§ Your objective
Your copy of the material below should match it exactly, except that it holds no pictures.

----

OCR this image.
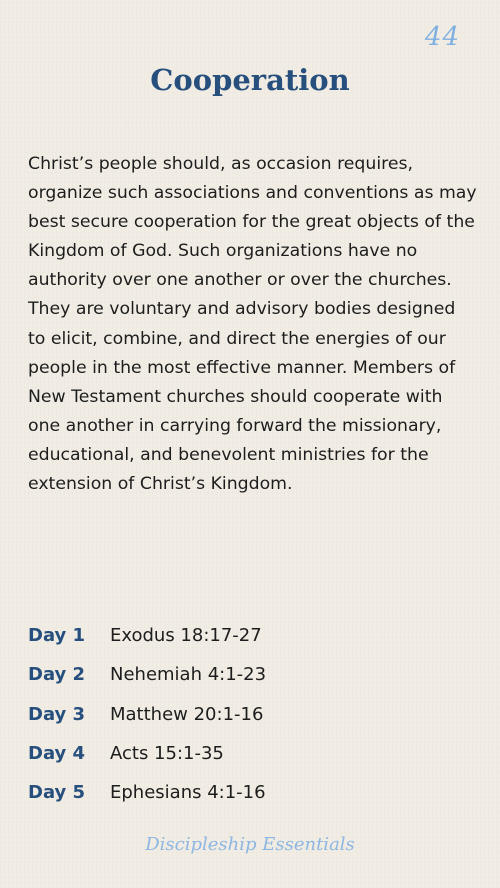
44
Cooperation

Christ’s people should, as occasion requires, organize such associations and conventions as may best secure cooperation for the great objects of the Kingdom of God. Such organizations have no authority over one another or over the churches. They are voluntary and advisory bodies designed to elicit, combine, and direct the energies of our people in the most effective manner. Members of New Testament churches should cooperate with one another in carrying forward the missionary, educational, and benevolent ministries for the extension of Christ’s Kingdom.

Day 1	Exodus 18:17-27
Day 2	Nehemiah 4:1-23
Day 3	Matthew 20:1-16
Day 4	Acts 15:1-35
Day 5	Ephesians 4:1-16
Discipleship Essentials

----

§ Result
OCR this image.
44
Cooperation

Christ’s people should, as occasion requires, organize such associations and conventions as may best secure cooperation for the great objects of the Kingdom of God. Such organizations have no authority over one another or over the churches. They are voluntary and advisory bodies designed to elicit, combine, and direct the energies of our people in the most effective manner. Members of New Testament churches should cooperate with one another in carrying forward the missionary, educational, and benevolent ministries for the extension of Christ’s Kingdom.

Day 1	Exodus 18:17-27
Day 2	Nehemiah 4:1-23
Day 3	Matthew 20:1-16
Day 4	Acts 15:1-35
Day 5	Ephesians 4:1-16
Discipleship Essentials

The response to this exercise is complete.